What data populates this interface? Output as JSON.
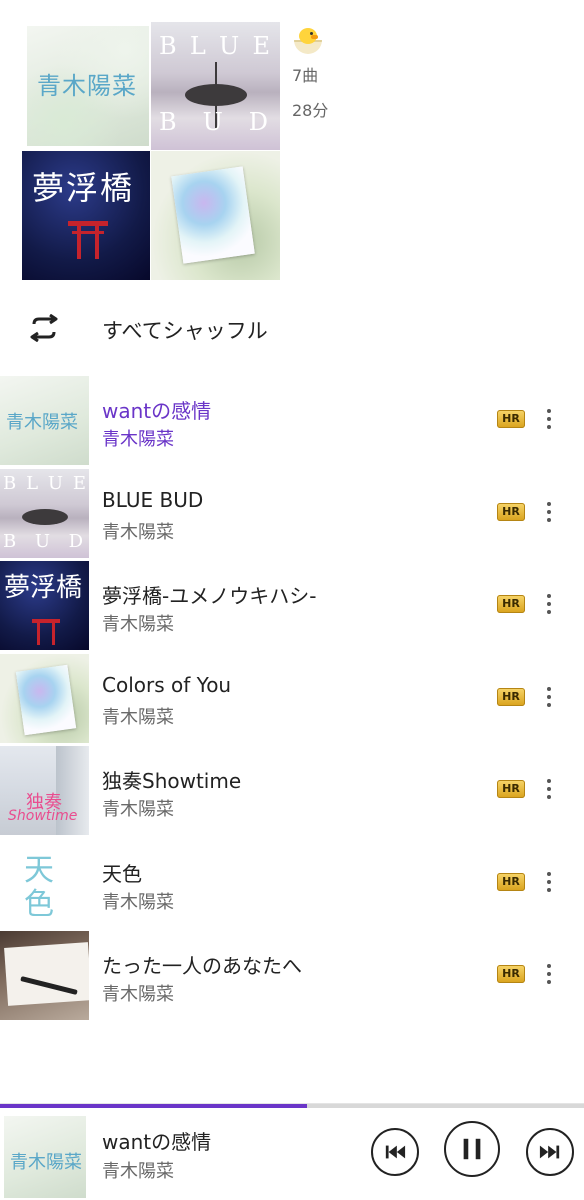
{
  "album": {
    "tile1_title": "青木陽菜",
    "tile2_letters_top": [
      "B",
      "L",
      "U",
      "E"
    ],
    "tile2_letters_bottom": [
      "B",
      "U",
      "D"
    ],
    "tile3_title": "夢浮橋",
    "track_count": "7曲",
    "duration": "28分",
    "badge_icon": "chick-in-egg-icon"
  },
  "shuffle": {
    "label": "すべてシャッフル",
    "icon": "shuffle-icon"
  },
  "tracks": [
    {
      "title": "wantの感情",
      "artist": "青木陽菜",
      "badge": "HR",
      "active": true
    },
    {
      "title": "BLUE BUD",
      "artist": "青木陽菜",
      "badge": "HR",
      "active": false
    },
    {
      "title": "夢浮橋-ユメノウキハシ-",
      "artist": "青木陽菜",
      "badge": "HR",
      "active": false
    },
    {
      "title": "Colors of You",
      "artist": "青木陽菜",
      "badge": "HR",
      "active": false
    },
    {
      "title": "独奏Showtime",
      "artist": "青木陽菜",
      "badge": "HR",
      "active": false
    },
    {
      "title": "天色",
      "artist": "青木陽菜",
      "badge": "HR",
      "active": false
    },
    {
      "title": "たった一人のあなたへ",
      "artist": "青木陽菜",
      "badge": "HR",
      "active": false
    }
  ],
  "thumb_text": {
    "t1": "青木陽菜",
    "t3": "夢浮橋",
    "t5_a": "独奏",
    "t5_b": "Showtime",
    "t6_a": "天",
    "t6_b": "色"
  },
  "now_playing": {
    "title": "wantの感情",
    "artist": "青木陽菜",
    "progress": 0.525
  },
  "colors": {
    "accent": "#6a35c8",
    "hr_badge": "#e9bb3a"
  }
}
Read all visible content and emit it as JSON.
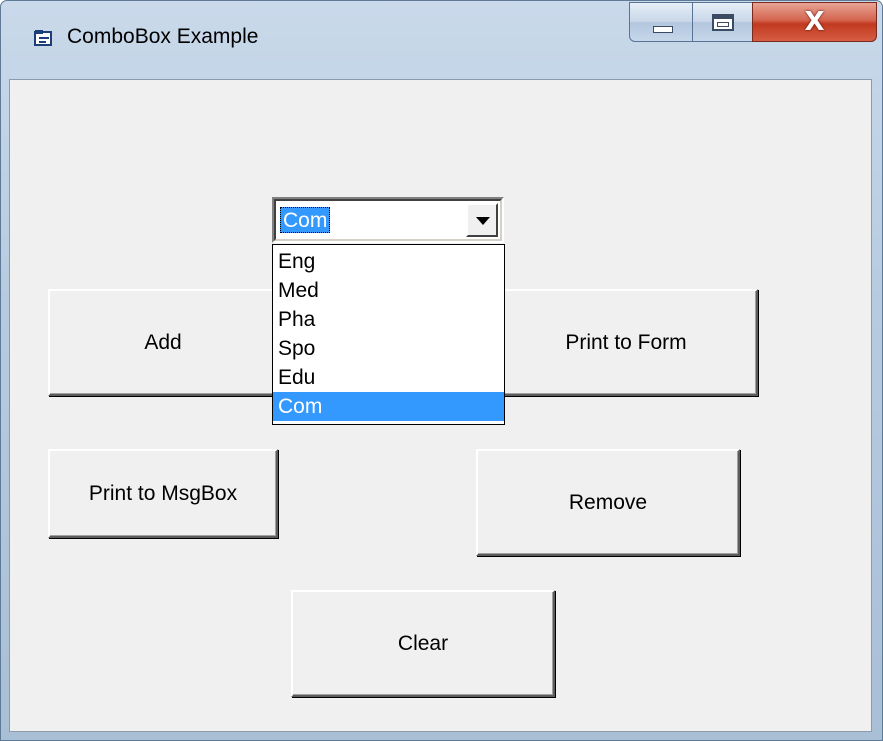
{
  "window": {
    "title": "ComboBox Example",
    "close_glyph": "X",
    "icons": [
      "app-icon",
      "minimize-icon",
      "maximize-icon",
      "close-icon"
    ]
  },
  "combo": {
    "value": "Com",
    "icon": "chevron-down-icon",
    "options": [
      "Eng",
      "Med",
      "Pha",
      "Spo",
      "Edu",
      "Com"
    ],
    "selected_option": "Com"
  },
  "buttons": {
    "add": "Add",
    "print_form": "Print to Form",
    "print_msgbox": "Print to MsgBox",
    "remove": "Remove",
    "clear": "Clear"
  },
  "colors": {
    "selection": "#3399ff",
    "client_bg": "#f0f0f0",
    "close_button": "#c1391f"
  }
}
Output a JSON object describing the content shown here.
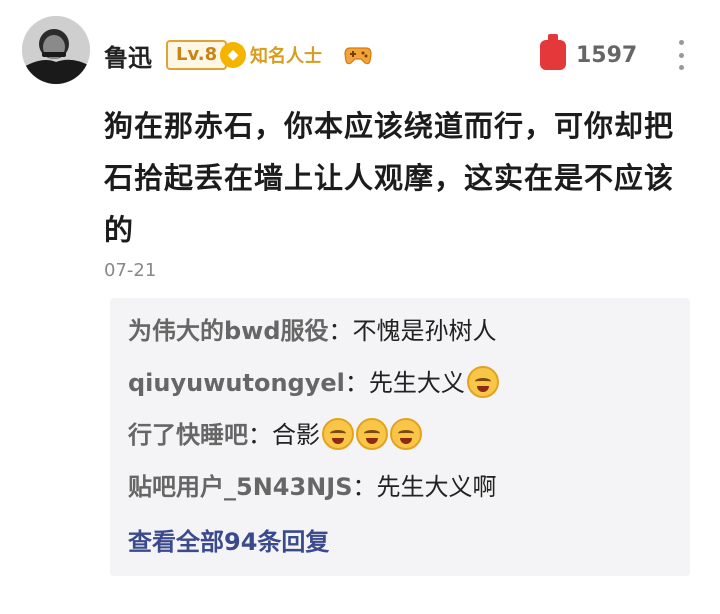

Written problem >> Count how many lines contain "JSON" and give only that count.

Solved problem >> 3